**Supplied data**:
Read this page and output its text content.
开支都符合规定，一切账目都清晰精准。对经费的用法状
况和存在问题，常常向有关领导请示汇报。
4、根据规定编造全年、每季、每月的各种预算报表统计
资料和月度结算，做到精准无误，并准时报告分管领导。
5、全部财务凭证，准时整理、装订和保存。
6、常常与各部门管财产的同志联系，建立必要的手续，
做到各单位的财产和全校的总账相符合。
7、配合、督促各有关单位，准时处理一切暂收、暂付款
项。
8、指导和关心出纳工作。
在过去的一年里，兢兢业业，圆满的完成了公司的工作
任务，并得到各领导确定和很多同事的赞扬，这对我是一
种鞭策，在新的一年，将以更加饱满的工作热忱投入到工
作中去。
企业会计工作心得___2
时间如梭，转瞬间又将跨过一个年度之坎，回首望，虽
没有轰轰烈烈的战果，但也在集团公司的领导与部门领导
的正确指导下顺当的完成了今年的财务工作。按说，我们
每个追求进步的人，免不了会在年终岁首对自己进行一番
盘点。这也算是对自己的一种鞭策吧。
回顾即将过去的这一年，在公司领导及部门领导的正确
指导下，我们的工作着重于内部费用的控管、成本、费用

**Objective**: Write the material out again word for word.

**Exercise result**:
Read this page and output its text content.
开支都符合规定，一切账目都清晰精准。对经费的用法状
况和存在问题，常常向有关领导请示汇报。
4、根据规定编造全年、每季、每月的各种预算报表统计
资料和月度结算，做到精准无误，并准时报告分管领导。
5、全部财务凭证，准时整理、装订和保存。
6、常常与各部门管财产的同志联系，建立必要的手续，
做到各单位的财产和全校的总账相符合。
7、配合、督促各有关单位，准时处理一切暂收、暂付款
项。
8、指导和关心出纳工作。
在过去的一年里，兢兢业业，圆满的完成了公司的工作
任务，并得到各领导确定和很多同事的赞扬，这对我是一
种鞭策，在新的一年，将以更加饱满的工作热忱投入到工
作中去。
企业会计工作心得___2
时间如梭，转瞬间又将跨过一个年度之坎，回首望，虽
没有轰轰烈烈的战果，但也在集团公司的领导与部门领导
的正确指导下顺当的完成了今年的财务工作。按说，我们
每个追求进步的人，免不了会在年终岁首对自己进行一番
盘点。这也算是对自己的一种鞭策吧。
回顾即将过去的这一年，在公司领导及部门领导的正确
指导下，我们的工作着重于内部费用的控管、成本、费用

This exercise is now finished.